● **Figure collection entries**
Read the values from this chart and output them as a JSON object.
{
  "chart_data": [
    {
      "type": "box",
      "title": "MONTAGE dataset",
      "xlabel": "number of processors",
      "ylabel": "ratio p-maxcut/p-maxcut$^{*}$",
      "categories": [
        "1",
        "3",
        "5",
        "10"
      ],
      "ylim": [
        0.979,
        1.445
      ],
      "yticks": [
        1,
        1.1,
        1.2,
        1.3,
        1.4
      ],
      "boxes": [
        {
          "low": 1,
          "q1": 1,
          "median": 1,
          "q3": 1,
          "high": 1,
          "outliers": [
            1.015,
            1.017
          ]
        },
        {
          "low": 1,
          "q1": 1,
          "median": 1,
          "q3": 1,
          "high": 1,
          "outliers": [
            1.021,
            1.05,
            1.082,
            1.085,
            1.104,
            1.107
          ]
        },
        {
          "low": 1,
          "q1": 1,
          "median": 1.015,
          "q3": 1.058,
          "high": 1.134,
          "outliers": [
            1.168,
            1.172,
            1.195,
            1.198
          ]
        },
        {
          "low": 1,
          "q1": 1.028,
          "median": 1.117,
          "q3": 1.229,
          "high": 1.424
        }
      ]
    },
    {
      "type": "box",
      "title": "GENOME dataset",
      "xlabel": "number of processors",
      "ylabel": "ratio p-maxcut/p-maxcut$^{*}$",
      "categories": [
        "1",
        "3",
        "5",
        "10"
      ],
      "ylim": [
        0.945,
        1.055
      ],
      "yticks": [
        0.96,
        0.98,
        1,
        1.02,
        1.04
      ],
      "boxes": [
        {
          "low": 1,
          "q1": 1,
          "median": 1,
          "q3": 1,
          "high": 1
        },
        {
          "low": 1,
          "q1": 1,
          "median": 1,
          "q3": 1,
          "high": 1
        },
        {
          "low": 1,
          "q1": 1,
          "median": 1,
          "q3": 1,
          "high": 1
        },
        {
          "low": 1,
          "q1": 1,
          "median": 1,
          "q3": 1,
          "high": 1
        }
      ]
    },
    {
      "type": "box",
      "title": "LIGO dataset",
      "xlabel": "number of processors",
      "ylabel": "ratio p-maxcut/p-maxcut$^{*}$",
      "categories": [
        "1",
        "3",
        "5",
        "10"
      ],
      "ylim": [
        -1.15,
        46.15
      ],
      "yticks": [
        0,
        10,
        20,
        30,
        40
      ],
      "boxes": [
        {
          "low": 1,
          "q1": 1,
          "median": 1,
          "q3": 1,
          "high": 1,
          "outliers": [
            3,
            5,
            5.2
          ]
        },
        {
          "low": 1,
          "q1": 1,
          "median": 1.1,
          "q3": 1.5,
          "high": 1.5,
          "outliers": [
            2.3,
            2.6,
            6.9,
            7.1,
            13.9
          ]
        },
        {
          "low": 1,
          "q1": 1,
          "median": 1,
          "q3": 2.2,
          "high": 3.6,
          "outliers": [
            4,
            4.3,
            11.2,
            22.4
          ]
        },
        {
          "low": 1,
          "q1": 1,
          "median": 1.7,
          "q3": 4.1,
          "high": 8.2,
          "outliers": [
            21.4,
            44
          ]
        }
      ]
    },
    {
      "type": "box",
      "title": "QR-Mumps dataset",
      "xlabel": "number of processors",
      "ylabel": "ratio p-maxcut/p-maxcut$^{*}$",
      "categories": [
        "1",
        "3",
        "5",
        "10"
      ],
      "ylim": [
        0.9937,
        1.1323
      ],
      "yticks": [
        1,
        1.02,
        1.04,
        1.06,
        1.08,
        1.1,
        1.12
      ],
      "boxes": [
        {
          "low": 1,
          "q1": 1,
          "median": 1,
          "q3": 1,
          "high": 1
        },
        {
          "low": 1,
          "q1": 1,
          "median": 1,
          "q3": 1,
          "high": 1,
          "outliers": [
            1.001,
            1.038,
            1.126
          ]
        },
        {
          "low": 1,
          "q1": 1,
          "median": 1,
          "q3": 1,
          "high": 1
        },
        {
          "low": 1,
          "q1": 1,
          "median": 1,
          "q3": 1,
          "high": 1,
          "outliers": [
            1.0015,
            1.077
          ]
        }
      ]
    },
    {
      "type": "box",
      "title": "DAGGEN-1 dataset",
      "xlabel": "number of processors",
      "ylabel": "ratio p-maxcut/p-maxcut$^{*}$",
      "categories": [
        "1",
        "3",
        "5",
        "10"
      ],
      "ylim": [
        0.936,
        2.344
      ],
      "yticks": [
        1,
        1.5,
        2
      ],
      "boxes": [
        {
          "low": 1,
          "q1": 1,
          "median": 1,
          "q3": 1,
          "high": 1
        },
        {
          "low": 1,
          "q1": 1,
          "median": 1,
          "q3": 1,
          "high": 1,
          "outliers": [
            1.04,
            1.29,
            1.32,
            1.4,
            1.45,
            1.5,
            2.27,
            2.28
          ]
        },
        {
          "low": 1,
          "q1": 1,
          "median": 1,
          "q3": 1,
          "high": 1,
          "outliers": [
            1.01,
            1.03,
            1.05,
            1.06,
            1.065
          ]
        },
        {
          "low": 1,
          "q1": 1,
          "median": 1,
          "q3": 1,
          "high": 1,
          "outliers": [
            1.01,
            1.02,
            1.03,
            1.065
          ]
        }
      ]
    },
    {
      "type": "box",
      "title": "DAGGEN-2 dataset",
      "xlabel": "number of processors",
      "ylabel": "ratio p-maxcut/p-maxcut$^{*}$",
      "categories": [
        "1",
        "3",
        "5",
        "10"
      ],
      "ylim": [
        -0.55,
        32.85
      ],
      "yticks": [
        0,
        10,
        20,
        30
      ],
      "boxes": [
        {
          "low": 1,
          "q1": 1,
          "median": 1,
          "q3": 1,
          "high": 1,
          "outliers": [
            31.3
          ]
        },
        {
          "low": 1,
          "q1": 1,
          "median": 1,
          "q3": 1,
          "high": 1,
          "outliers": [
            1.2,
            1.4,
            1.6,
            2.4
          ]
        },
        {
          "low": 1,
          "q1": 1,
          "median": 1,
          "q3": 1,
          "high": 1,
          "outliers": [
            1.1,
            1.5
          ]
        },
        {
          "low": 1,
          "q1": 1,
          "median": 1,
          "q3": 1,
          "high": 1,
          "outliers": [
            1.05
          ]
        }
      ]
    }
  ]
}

● **What to produce**
Reproduce each entry exactly, with nothing missing.

● **Answer space**
Read the values from this chart and output them as a JSON object.
{
  "chart_data": [
    {
      "type": "box",
      "title": "MONTAGE dataset",
      "xlabel": "number of processors",
      "ylabel": "ratio p-maxcut/p-maxcut$^{*}$",
      "categories": [
        "1",
        "3",
        "5",
        "10"
      ],
      "ylim": [
        0.979,
        1.445
      ],
      "yticks": [
        1,
        1.1,
        1.2,
        1.3,
        1.4
      ],
      "boxes": [
        {
          "low": 1,
          "q1": 1,
          "median": 1,
          "q3": 1,
          "high": 1,
          "outliers": [
            1.015,
            1.017
          ]
        },
        {
          "low": 1,
          "q1": 1,
          "median": 1,
          "q3": 1,
          "high": 1,
          "outliers": [
            1.021,
            1.05,
            1.082,
            1.085,
            1.104,
            1.107
          ]
        },
        {
          "low": 1,
          "q1": 1,
          "median": 1.015,
          "q3": 1.058,
          "high": 1.134,
          "outliers": [
            1.168,
            1.172,
            1.195,
            1.198
          ]
        },
        {
          "low": 1,
          "q1": 1.028,
          "median": 1.117,
          "q3": 1.229,
          "high": 1.424
        }
      ]
    },
    {
      "type": "box",
      "title": "GENOME dataset",
      "xlabel": "number of processors",
      "ylabel": "ratio p-maxcut/p-maxcut$^{*}$",
      "categories": [
        "1",
        "3",
        "5",
        "10"
      ],
      "ylim": [
        0.945,
        1.055
      ],
      "yticks": [
        0.96,
        0.98,
        1,
        1.02,
        1.04
      ],
      "boxes": [
        {
          "low": 1,
          "q1": 1,
          "median": 1,
          "q3": 1,
          "high": 1
        },
        {
          "low": 1,
          "q1": 1,
          "median": 1,
          "q3": 1,
          "high": 1
        },
        {
          "low": 1,
          "q1": 1,
          "median": 1,
          "q3": 1,
          "high": 1
        },
        {
          "low": 1,
          "q1": 1,
          "median": 1,
          "q3": 1,
          "high": 1
        }
      ]
    },
    {
      "type": "box",
      "title": "LIGO dataset",
      "xlabel": "number of processors",
      "ylabel": "ratio p-maxcut/p-maxcut$^{*}$",
      "categories": [
        "1",
        "3",
        "5",
        "10"
      ],
      "ylim": [
        -1.15,
        46.15
      ],
      "yticks": [
        0,
        10,
        20,
        30,
        40
      ],
      "boxes": [
        {
          "low": 1,
          "q1": 1,
          "median": 1,
          "q3": 1,
          "high": 1,
          "outliers": [
            3,
            5,
            5.2
          ]
        },
        {
          "low": 1,
          "q1": 1,
          "median": 1.1,
          "q3": 1.5,
          "high": 1.5,
          "outliers": [
            2.3,
            2.6,
            6.9,
            7.1,
            13.9
          ]
        },
        {
          "low": 1,
          "q1": 1,
          "median": 1,
          "q3": 2.2,
          "high": 3.6,
          "outliers": [
            4,
            4.3,
            11.2,
            22.4
          ]
        },
        {
          "low": 1,
          "q1": 1,
          "median": 1.7,
          "q3": 4.1,
          "high": 8.2,
          "outliers": [
            21.4,
            44
          ]
        }
      ]
    },
    {
      "type": "box",
      "title": "QR-Mumps dataset",
      "xlabel": "number of processors",
      "ylabel": "ratio p-maxcut/p-maxcut$^{*}$",
      "categories": [
        "1",
        "3",
        "5",
        "10"
      ],
      "ylim": [
        0.9937,
        1.1323
      ],
      "yticks": [
        1,
        1.02,
        1.04,
        1.06,
        1.08,
        1.1,
        1.12
      ],
      "boxes": [
        {
          "low": 1,
          "q1": 1,
          "median": 1,
          "q3": 1,
          "high": 1
        },
        {
          "low": 1,
          "q1": 1,
          "median": 1,
          "q3": 1,
          "high": 1,
          "outliers": [
            1.001,
            1.038,
            1.126
          ]
        },
        {
          "low": 1,
          "q1": 1,
          "median": 1,
          "q3": 1,
          "high": 1
        },
        {
          "low": 1,
          "q1": 1,
          "median": 1,
          "q3": 1,
          "high": 1,
          "outliers": [
            1.0015,
            1.077
          ]
        }
      ]
    },
    {
      "type": "box",
      "title": "DAGGEN-1 dataset",
      "xlabel": "number of processors",
      "ylabel": "ratio p-maxcut/p-maxcut$^{*}$",
      "categories": [
        "1",
        "3",
        "5",
        "10"
      ],
      "ylim": [
        0.936,
        2.344
      ],
      "yticks": [
        1,
        1.5,
        2
      ],
      "boxes": [
        {
          "low": 1,
          "q1": 1,
          "median": 1,
          "q3": 1,
          "high": 1
        },
        {
          "low": 1,
          "q1": 1,
          "median": 1,
          "q3": 1,
          "high": 1,
          "outliers": [
            1.04,
            1.29,
            1.32,
            1.4,
            1.45,
            1.5,
            2.27,
            2.28
          ]
        },
        {
          "low": 1,
          "q1": 1,
          "median": 1,
          "q3": 1,
          "high": 1,
          "outliers": [
            1.01,
            1.03,
            1.05,
            1.06,
            1.065
          ]
        },
        {
          "low": 1,
          "q1": 1,
          "median": 1,
          "q3": 1,
          "high": 1,
          "outliers": [
            1.01,
            1.02,
            1.03,
            1.065
          ]
        }
      ]
    },
    {
      "type": "box",
      "title": "DAGGEN-2 dataset",
      "xlabel": "number of processors",
      "ylabel": "ratio p-maxcut/p-maxcut$^{*}$",
      "categories": [
        "1",
        "3",
        "5",
        "10"
      ],
      "ylim": [
        -0.55,
        32.85
      ],
      "yticks": [
        0,
        10,
        20,
        30
      ],
      "boxes": [
        {
          "low": 1,
          "q1": 1,
          "median": 1,
          "q3": 1,
          "high": 1,
          "outliers": [
            31.3
          ]
        },
        {
          "low": 1,
          "q1": 1,
          "median": 1,
          "q3": 1,
          "high": 1,
          "outliers": [
            1.2,
            1.4,
            1.6,
            2.4
          ]
        },
        {
          "low": 1,
          "q1": 1,
          "median": 1,
          "q3": 1,
          "high": 1,
          "outliers": [
            1.1,
            1.5
          ]
        },
        {
          "low": 1,
          "q1": 1,
          "median": 1,
          "q3": 1,
          "high": 1,
          "outliers": [
            1.05
          ]
        }
      ]
    }
  ]
}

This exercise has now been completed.